Exercise data:
'''

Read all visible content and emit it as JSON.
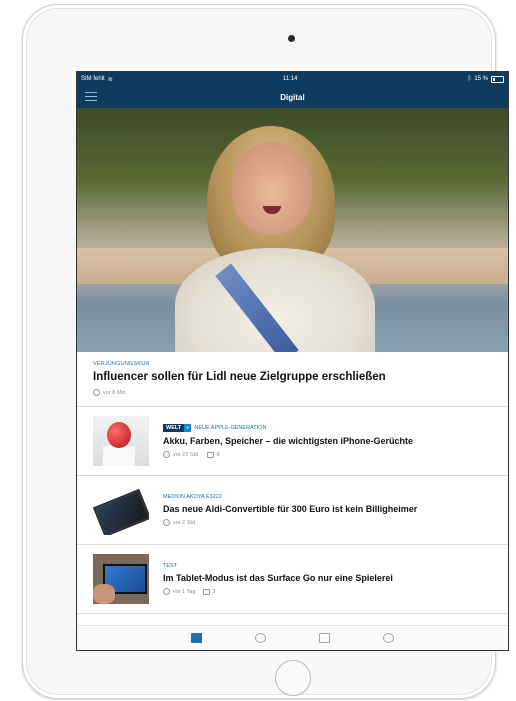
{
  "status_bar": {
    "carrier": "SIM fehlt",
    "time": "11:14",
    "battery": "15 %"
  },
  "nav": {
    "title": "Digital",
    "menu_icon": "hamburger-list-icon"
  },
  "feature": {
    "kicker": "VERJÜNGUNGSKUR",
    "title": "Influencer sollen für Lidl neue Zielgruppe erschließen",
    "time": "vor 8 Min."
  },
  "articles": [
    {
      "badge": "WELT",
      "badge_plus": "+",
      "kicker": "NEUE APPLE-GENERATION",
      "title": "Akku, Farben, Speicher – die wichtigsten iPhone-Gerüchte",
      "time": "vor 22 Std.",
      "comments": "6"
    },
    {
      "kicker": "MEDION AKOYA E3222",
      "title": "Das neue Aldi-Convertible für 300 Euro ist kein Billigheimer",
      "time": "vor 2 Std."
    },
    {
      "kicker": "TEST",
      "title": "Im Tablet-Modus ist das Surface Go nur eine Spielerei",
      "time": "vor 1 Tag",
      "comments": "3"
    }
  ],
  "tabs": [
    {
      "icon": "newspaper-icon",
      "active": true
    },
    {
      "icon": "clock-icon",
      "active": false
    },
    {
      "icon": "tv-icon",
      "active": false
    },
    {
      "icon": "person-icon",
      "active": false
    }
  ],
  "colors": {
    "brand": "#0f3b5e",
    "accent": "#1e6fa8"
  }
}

'''

Task brief: Repeat the material above word for word and skip every image in it.

Response to this task:
Read all visible content and emit it as JSON.
{
  "status_bar": {
    "carrier": "SIM fehlt",
    "time": "11:14",
    "battery": "15 %"
  },
  "nav": {
    "title": "Digital",
    "menu_icon": "hamburger-list-icon"
  },
  "feature": {
    "kicker": "VERJÜNGUNGSKUR",
    "title": "Influencer sollen für Lidl neue Zielgruppe erschließen",
    "time": "vor 8 Min."
  },
  "articles": [
    {
      "badge": "WELT",
      "badge_plus": "+",
      "kicker": "NEUE APPLE-GENERATION",
      "title": "Akku, Farben, Speicher – die wichtigsten iPhone-Gerüchte",
      "time": "vor 22 Std.",
      "comments": "6"
    },
    {
      "kicker": "MEDION AKOYA E3222",
      "title": "Das neue Aldi-Convertible für 300 Euro ist kein Billigheimer",
      "time": "vor 2 Std."
    },
    {
      "kicker": "TEST",
      "title": "Im Tablet-Modus ist das Surface Go nur eine Spielerei",
      "time": "vor 1 Tag",
      "comments": "3"
    }
  ],
  "tabs": [
    {
      "icon": "newspaper-icon",
      "active": true
    },
    {
      "icon": "clock-icon",
      "active": false
    },
    {
      "icon": "tv-icon",
      "active": false
    },
    {
      "icon": "person-icon",
      "active": false
    }
  ],
  "colors": {
    "brand": "#0f3b5e",
    "accent": "#1e6fa8"
  }
}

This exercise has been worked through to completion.